Given exercise
Can you copy out the data exactly? Leave the images out.

Data listing
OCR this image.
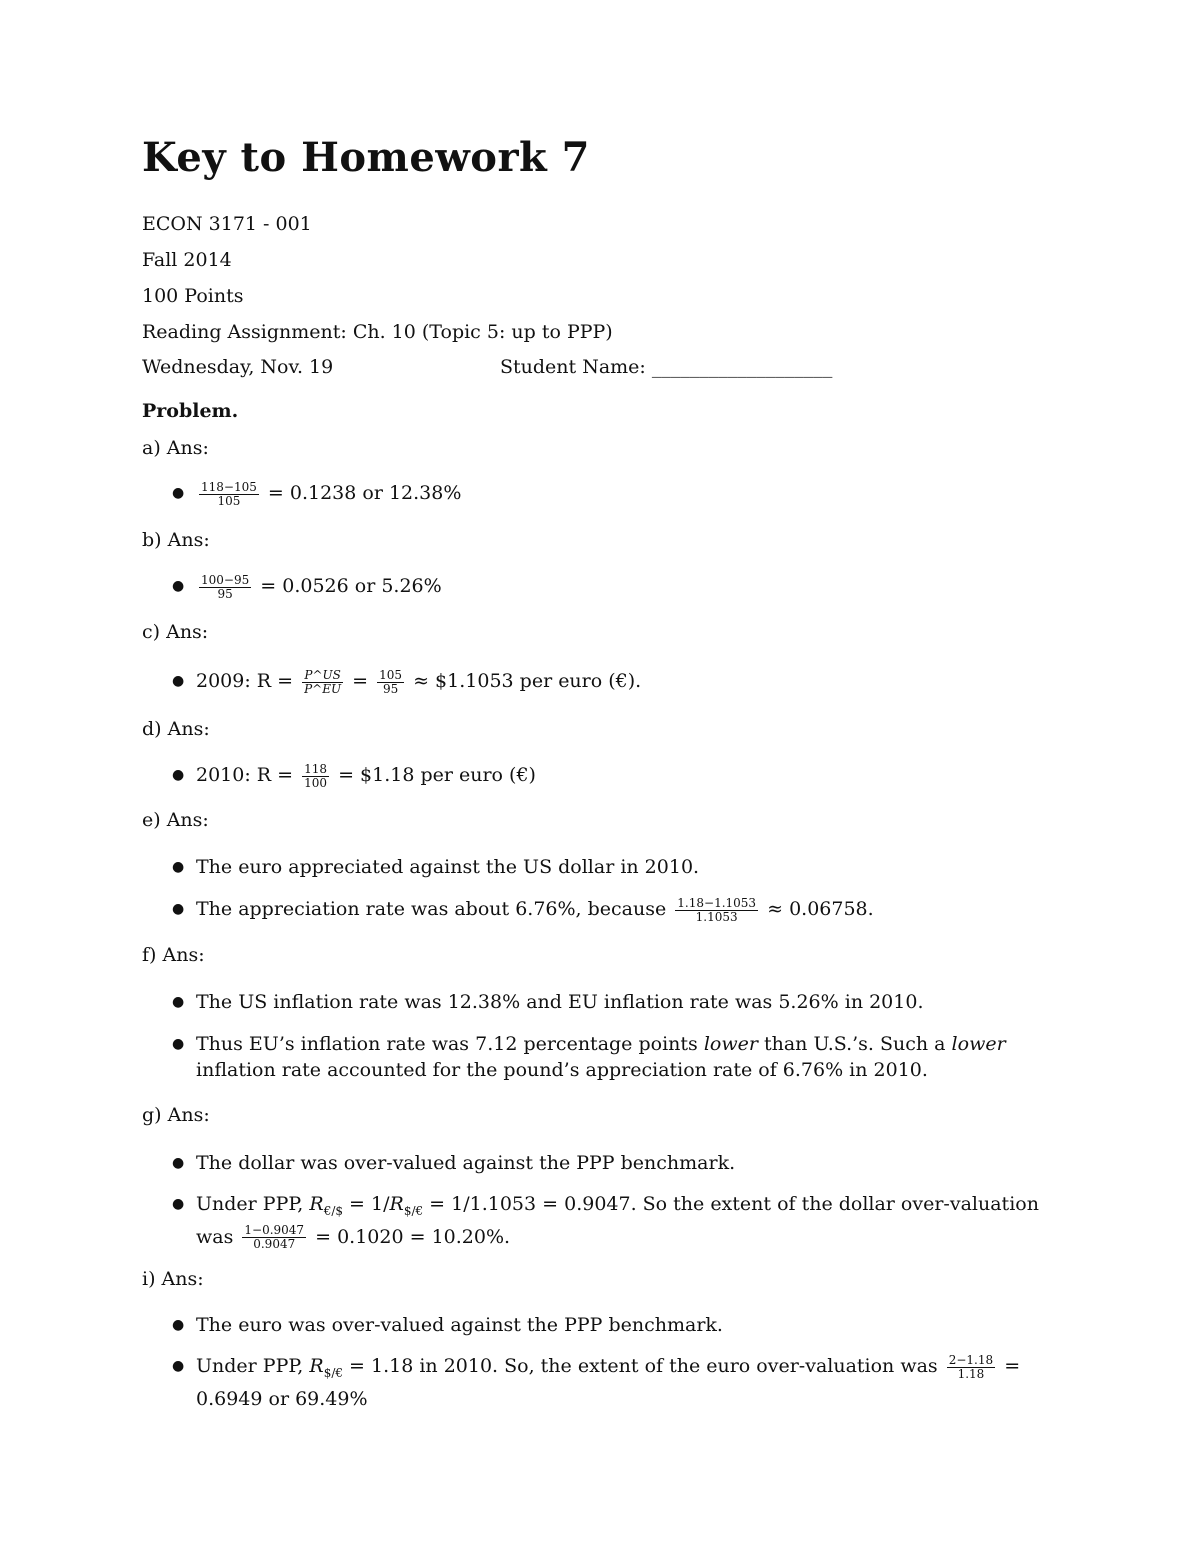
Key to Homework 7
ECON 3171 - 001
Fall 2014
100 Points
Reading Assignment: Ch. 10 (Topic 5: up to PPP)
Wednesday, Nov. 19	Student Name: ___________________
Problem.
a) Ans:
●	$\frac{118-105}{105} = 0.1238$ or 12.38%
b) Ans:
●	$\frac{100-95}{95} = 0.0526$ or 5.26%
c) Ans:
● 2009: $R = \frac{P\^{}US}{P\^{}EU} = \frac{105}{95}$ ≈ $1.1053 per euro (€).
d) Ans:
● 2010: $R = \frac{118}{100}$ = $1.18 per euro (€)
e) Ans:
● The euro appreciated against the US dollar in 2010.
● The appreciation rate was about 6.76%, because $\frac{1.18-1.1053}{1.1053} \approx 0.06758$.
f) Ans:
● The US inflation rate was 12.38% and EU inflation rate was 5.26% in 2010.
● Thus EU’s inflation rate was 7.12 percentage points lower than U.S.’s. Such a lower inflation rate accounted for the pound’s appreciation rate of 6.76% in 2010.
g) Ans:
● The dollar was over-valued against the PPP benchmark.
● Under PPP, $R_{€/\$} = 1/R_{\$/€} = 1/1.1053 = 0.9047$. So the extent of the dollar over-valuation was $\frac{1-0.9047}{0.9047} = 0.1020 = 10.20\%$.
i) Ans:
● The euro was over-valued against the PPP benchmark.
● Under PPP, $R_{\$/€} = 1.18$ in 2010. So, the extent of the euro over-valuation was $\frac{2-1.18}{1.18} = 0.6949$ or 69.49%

Task answer
OCR this image.
Key to Homework 7
ECON 3171 - 001
Fall 2014
100 Points
Reading Assignment: Ch. 10 (Topic 5: up to PPP)
Wednesday, Nov. 19	Student Name: ___________________
Problem.
a) Ans:
●	$\frac{118-105}{105} = 0.1238$ or 12.38%
b) Ans:
●	$\frac{100-95}{95} = 0.0526$ or 5.26%
c) Ans:
● 2009: $R = \frac{P\^{}US}{P\^{}EU} = \frac{105}{95}$ ≈ $1.1053 per euro (€).
d) Ans:
● 2010: $R = \frac{118}{100}$ = $1.18 per euro (€)
e) Ans:
● The euro appreciated against the US dollar in 2010.
● The appreciation rate was about 6.76%, because $\frac{1.18-1.1053}{1.1053} \approx 0.06758$.
f) Ans:
● The US inflation rate was 12.38% and EU inflation rate was 5.26% in 2010.
● Thus EU’s inflation rate was 7.12 percentage points lower than U.S.’s. Such a lower inflation rate accounted for the pound’s appreciation rate of 6.76% in 2010.
g) Ans:
● The dollar was over-valued against the PPP benchmark.
● Under PPP, $R_{€/\$} = 1/R_{\$/€} = 1/1.1053 = 0.9047$. So the extent of the dollar over-valuation was $\frac{1-0.9047}{0.9047} = 0.1020 = 10.20\%$.
i) Ans:
● The euro was over-valued against the PPP benchmark.
● Under PPP, $R_{\$/€} = 1.18$ in 2010. So, the extent of the euro over-valuation was $\frac{2-1.18}{1.18} = 0.6949$ or 69.49%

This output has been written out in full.